Dataset records
==========
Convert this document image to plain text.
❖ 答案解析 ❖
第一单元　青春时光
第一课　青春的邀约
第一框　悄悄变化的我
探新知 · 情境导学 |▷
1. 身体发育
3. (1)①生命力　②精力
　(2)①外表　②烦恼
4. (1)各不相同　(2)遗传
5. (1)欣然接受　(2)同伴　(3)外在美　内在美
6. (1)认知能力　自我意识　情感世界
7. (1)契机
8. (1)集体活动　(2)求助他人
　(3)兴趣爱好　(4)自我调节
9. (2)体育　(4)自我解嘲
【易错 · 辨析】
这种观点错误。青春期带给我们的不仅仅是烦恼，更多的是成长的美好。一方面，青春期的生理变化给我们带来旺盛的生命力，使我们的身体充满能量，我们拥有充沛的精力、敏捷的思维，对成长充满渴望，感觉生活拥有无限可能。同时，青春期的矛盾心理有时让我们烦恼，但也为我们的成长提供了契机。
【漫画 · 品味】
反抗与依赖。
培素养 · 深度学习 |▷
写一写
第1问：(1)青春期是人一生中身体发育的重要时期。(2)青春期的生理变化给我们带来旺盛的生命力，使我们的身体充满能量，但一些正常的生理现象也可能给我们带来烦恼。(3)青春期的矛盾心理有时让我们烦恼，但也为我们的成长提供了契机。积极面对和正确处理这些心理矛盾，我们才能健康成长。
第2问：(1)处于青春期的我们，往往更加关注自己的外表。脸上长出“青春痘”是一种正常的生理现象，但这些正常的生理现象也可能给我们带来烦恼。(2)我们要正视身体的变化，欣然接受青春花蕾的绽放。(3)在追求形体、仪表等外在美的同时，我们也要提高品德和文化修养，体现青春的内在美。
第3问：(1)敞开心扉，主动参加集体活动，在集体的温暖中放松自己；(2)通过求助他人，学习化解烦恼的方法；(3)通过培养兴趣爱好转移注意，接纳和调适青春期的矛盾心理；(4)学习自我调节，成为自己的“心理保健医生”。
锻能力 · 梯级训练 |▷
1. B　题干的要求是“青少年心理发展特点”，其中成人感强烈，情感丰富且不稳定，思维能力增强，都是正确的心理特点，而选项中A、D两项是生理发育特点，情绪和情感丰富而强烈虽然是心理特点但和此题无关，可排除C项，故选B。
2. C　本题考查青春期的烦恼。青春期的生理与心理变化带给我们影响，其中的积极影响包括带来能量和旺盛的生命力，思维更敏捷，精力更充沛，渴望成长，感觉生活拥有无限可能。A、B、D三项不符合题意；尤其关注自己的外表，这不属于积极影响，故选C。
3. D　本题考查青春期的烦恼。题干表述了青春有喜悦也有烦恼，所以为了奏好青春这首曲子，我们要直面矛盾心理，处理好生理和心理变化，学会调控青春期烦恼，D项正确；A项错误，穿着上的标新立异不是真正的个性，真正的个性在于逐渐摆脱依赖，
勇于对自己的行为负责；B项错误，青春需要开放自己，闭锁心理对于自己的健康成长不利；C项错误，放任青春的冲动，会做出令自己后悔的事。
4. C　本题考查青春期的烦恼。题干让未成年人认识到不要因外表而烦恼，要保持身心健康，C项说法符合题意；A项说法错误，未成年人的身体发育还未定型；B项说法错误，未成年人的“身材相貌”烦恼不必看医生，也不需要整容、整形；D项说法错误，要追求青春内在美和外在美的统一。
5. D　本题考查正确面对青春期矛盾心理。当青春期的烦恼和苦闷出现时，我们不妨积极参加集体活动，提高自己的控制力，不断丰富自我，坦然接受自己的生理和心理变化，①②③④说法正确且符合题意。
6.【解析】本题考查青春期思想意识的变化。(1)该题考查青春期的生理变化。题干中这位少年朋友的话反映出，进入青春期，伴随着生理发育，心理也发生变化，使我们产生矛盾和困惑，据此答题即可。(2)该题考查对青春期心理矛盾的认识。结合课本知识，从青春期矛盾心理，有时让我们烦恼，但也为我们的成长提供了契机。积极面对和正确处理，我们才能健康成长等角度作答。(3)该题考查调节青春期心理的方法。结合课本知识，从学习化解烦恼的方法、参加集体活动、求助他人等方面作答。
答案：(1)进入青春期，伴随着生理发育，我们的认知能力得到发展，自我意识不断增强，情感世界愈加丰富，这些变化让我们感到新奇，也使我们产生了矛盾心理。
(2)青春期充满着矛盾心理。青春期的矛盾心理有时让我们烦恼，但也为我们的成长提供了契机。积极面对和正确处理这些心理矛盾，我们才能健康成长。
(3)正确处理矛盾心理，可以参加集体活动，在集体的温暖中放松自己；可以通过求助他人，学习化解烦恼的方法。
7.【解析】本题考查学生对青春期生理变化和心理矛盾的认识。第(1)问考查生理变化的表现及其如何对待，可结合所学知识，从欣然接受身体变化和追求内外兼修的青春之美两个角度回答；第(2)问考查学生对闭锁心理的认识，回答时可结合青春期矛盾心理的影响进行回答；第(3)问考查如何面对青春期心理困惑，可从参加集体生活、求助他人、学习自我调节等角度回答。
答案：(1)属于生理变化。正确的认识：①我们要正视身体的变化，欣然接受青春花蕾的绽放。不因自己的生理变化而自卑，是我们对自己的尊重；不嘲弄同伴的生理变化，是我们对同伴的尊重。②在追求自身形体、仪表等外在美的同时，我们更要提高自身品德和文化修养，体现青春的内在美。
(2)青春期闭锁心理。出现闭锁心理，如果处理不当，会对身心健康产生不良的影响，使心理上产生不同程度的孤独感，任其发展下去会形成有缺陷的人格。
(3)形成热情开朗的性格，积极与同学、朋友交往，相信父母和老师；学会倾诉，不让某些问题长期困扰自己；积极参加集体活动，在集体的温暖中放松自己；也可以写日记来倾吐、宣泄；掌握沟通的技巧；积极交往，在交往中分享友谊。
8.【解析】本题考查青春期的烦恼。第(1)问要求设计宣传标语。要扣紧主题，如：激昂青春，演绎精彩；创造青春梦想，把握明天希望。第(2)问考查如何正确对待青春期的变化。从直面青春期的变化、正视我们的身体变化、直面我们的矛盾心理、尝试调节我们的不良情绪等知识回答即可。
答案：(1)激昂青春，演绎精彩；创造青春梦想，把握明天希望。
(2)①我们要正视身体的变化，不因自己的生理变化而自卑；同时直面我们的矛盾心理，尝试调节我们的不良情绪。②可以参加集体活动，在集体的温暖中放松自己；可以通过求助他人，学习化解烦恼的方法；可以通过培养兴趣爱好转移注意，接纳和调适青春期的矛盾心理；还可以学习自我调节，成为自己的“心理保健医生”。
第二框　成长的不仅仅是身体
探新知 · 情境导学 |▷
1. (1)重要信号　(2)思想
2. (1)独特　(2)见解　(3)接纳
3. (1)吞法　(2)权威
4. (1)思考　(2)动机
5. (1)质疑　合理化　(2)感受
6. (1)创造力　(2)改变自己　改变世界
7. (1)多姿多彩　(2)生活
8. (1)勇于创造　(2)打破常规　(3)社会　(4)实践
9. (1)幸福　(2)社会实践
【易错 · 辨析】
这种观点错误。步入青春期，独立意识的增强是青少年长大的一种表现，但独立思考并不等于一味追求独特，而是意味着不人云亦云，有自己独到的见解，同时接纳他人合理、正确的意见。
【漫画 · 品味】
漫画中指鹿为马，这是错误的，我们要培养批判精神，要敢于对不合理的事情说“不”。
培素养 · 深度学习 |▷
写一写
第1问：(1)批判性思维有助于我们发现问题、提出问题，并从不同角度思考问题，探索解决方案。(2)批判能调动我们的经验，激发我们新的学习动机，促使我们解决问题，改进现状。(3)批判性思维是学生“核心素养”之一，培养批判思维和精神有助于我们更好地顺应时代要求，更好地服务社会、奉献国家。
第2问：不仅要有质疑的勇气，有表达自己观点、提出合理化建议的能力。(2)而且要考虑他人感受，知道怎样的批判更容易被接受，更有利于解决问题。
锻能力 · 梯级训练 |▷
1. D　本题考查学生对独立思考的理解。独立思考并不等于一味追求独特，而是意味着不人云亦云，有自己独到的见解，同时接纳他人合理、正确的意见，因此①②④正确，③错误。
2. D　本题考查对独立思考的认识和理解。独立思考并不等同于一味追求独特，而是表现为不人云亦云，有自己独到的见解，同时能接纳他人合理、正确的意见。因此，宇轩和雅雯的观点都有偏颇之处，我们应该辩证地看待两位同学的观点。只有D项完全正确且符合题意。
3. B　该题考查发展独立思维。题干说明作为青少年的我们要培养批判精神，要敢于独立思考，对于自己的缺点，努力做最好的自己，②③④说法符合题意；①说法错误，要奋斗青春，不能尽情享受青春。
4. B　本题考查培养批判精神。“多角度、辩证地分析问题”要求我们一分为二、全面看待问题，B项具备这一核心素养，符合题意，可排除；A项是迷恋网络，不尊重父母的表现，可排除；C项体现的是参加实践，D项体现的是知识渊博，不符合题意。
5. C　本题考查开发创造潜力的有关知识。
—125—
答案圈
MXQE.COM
==========
Objective:
Determine how many lines of the records above contain the word "积极面对和正确处理这些心理矛盾", and report only that number.

Expected answer:
2